Dataset excerpts:
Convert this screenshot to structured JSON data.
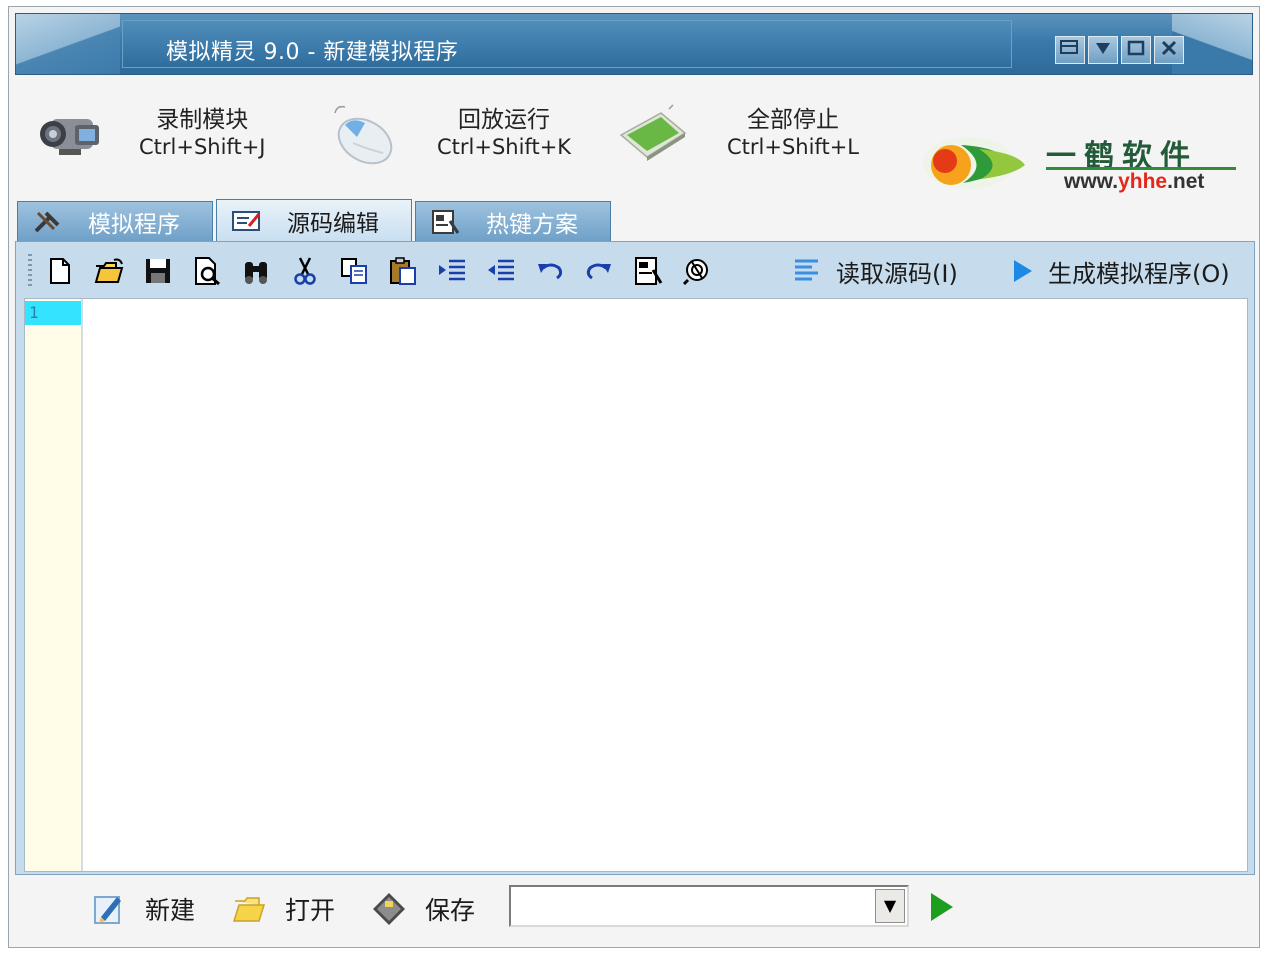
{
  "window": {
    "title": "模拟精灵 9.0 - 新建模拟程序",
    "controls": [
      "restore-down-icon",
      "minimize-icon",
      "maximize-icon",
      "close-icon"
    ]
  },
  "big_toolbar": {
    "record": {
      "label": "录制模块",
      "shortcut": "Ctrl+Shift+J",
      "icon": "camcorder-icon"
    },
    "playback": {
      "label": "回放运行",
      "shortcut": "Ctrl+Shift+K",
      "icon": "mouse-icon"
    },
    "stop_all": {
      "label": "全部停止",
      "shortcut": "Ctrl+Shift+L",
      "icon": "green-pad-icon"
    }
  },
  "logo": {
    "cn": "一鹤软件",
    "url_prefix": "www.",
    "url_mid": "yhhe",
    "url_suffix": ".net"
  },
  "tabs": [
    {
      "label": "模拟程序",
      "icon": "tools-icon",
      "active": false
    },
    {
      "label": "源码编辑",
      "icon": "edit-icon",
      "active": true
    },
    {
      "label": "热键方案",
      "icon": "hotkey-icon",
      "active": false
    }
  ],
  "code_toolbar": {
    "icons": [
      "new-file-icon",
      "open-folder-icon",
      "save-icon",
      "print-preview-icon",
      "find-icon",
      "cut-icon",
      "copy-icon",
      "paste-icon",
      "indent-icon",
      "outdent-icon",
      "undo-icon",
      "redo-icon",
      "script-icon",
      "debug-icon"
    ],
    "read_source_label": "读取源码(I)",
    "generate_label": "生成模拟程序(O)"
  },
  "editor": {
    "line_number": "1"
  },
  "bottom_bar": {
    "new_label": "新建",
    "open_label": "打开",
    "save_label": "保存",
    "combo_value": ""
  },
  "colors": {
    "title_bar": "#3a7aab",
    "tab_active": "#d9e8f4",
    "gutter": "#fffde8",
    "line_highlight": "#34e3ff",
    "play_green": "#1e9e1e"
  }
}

---

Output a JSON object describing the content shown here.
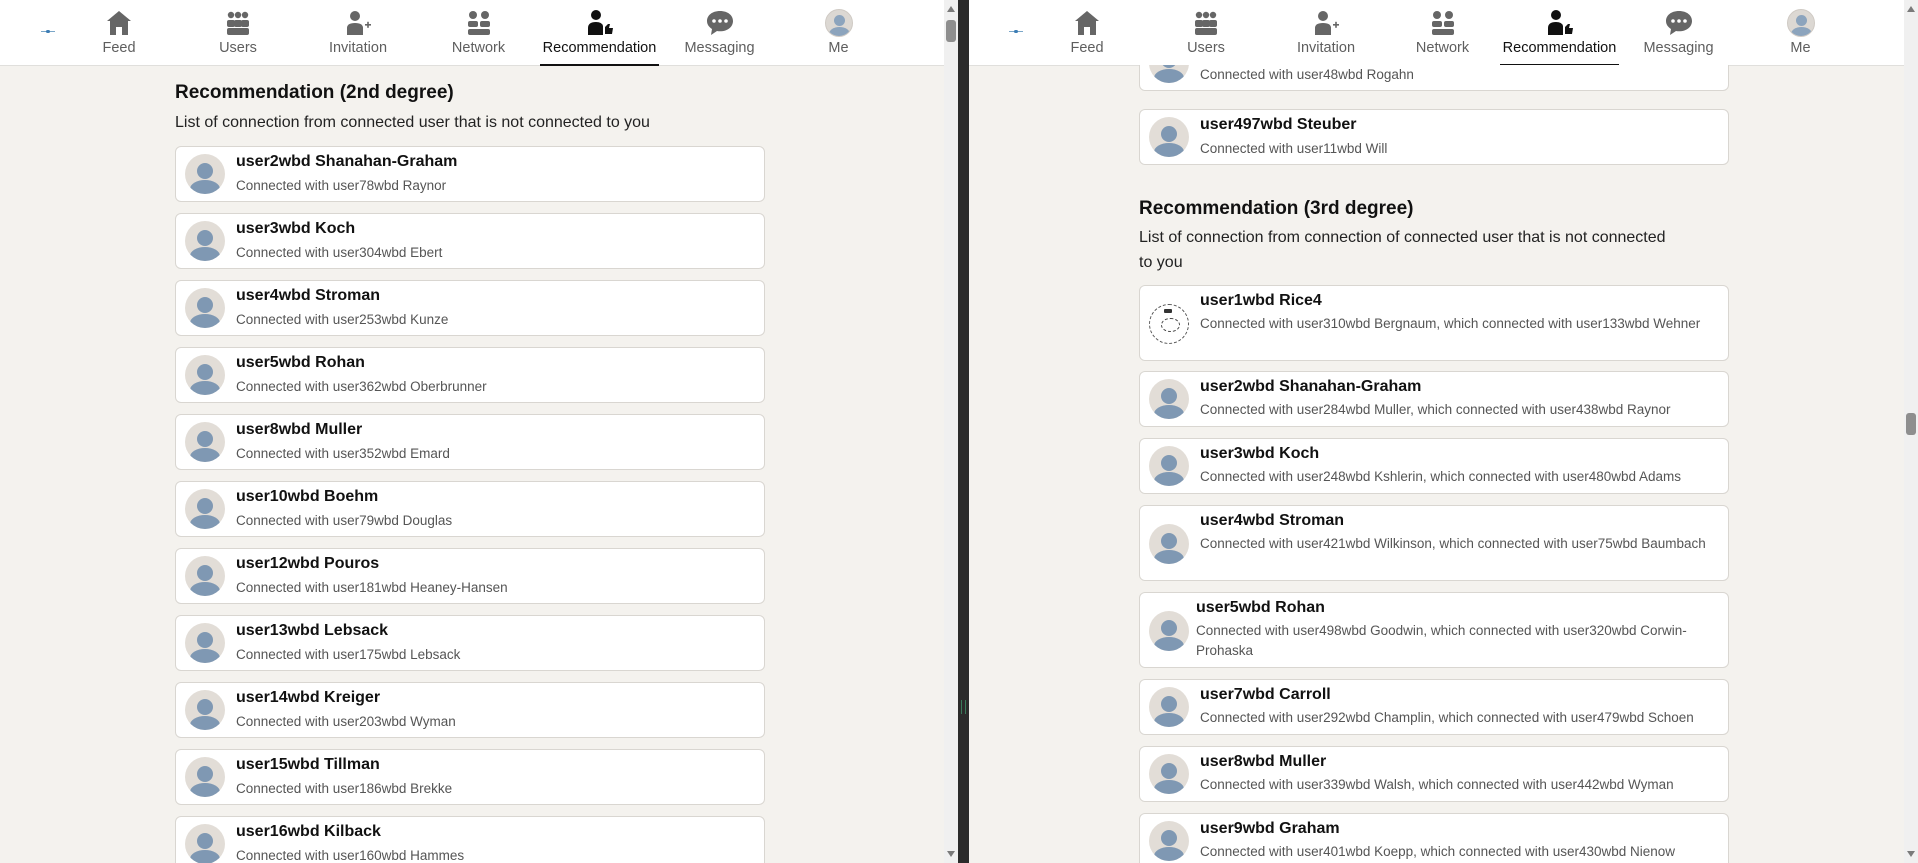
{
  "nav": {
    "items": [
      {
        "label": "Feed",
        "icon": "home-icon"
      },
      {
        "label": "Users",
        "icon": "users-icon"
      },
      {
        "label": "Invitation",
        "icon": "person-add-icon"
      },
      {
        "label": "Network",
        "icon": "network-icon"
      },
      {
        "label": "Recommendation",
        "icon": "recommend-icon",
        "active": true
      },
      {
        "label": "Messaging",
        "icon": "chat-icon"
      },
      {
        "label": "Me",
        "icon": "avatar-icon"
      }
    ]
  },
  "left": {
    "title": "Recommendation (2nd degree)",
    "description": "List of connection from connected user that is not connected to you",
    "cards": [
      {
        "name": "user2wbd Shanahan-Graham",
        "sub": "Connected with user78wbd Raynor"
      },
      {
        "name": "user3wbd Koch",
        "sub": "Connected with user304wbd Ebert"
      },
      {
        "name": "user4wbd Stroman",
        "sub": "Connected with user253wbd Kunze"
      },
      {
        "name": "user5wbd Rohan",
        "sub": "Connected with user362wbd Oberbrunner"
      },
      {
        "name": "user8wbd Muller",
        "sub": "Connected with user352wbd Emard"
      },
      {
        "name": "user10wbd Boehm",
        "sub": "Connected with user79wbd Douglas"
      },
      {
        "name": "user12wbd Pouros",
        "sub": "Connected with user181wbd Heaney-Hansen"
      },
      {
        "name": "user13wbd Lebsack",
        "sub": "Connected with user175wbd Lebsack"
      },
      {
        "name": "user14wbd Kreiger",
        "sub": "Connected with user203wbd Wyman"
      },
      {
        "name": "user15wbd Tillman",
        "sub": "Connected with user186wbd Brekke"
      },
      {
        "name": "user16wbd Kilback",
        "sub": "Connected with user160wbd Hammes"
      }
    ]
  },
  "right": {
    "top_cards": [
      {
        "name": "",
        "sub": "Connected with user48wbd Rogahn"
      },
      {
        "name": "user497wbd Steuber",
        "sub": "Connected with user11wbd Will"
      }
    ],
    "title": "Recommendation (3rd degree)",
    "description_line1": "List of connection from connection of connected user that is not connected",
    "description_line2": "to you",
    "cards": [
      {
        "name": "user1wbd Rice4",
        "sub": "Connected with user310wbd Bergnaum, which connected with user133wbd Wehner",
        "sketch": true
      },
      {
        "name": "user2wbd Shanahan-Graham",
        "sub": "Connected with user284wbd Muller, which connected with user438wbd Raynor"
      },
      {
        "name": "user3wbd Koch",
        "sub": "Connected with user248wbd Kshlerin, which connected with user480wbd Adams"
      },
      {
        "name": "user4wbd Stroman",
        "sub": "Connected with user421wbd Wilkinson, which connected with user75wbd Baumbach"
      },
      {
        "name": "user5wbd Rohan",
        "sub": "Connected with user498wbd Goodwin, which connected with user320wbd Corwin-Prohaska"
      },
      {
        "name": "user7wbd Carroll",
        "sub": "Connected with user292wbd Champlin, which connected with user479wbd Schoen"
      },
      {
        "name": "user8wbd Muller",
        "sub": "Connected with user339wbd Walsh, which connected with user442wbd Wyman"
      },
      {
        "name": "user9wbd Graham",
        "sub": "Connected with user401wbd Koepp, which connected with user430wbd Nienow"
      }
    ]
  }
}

* * *

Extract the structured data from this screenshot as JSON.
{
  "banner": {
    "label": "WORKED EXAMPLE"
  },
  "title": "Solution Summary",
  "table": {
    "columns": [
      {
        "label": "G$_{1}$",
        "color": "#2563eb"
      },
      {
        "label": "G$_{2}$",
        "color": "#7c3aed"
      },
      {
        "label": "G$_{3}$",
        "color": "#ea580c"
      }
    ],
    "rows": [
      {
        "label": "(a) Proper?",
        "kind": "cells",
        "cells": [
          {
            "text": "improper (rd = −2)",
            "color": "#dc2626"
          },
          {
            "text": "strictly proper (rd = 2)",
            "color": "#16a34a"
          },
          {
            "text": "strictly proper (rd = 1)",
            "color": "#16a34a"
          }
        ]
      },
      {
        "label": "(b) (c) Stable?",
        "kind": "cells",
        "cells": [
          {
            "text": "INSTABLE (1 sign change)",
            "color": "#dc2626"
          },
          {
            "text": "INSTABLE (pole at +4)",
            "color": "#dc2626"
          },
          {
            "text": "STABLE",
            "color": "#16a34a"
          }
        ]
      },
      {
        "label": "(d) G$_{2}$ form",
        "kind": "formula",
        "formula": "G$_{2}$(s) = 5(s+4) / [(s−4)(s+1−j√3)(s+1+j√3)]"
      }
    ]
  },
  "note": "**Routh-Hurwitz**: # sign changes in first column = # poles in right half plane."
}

Short task:
Only the number is wanted: how many lines contain the string "Ctrl"?

Task output:
3